EXERCISE PROMPT: Find every line in the records below that contains the word "this", and copy each such line.

================

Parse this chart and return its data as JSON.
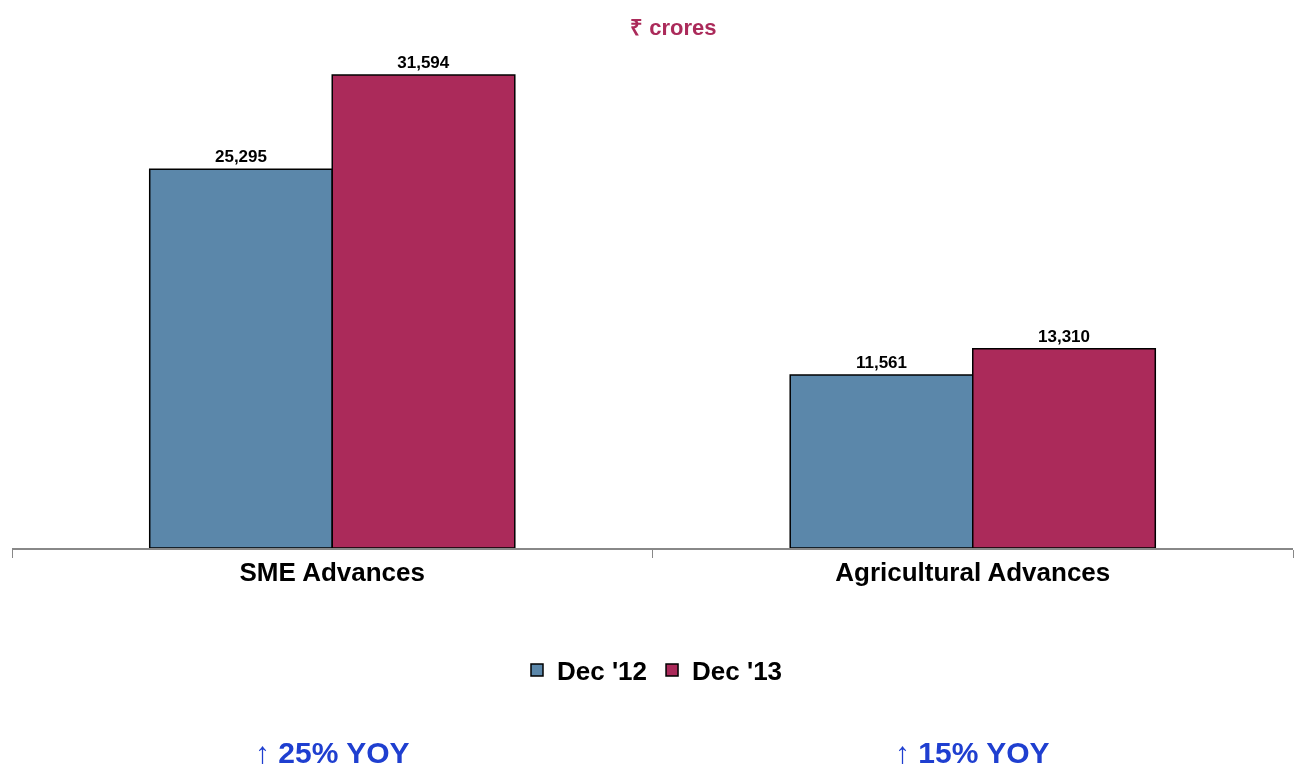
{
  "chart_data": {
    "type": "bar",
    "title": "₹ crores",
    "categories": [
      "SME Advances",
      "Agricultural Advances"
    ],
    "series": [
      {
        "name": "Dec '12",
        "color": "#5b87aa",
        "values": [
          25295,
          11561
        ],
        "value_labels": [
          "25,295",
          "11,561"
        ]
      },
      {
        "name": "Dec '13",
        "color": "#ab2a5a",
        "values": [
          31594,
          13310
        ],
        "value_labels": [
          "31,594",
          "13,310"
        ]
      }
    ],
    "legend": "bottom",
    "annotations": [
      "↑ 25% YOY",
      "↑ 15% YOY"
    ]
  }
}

================

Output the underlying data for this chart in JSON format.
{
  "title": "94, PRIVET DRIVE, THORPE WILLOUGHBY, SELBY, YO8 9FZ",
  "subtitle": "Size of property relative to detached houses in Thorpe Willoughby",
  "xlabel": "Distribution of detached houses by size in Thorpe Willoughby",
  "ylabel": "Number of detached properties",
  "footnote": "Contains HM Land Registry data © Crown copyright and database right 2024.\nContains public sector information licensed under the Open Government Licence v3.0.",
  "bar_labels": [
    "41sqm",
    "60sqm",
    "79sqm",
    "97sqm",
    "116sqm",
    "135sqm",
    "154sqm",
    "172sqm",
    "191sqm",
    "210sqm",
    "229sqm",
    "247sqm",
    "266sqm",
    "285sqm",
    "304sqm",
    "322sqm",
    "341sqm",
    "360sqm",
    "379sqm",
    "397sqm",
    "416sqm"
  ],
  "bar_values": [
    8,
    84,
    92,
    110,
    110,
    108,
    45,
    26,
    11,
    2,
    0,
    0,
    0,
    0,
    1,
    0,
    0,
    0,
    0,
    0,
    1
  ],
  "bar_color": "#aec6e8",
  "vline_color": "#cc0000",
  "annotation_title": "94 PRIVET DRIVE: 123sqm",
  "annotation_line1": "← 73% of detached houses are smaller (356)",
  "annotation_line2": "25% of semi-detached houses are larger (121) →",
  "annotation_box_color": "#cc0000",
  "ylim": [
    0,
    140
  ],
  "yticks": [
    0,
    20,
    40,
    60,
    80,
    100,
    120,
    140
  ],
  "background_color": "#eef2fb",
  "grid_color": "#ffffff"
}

================

EXPECTED OUTPUT:
Parse this chart and return its data as JSON.
Output the underlying data for this chart in JSON format.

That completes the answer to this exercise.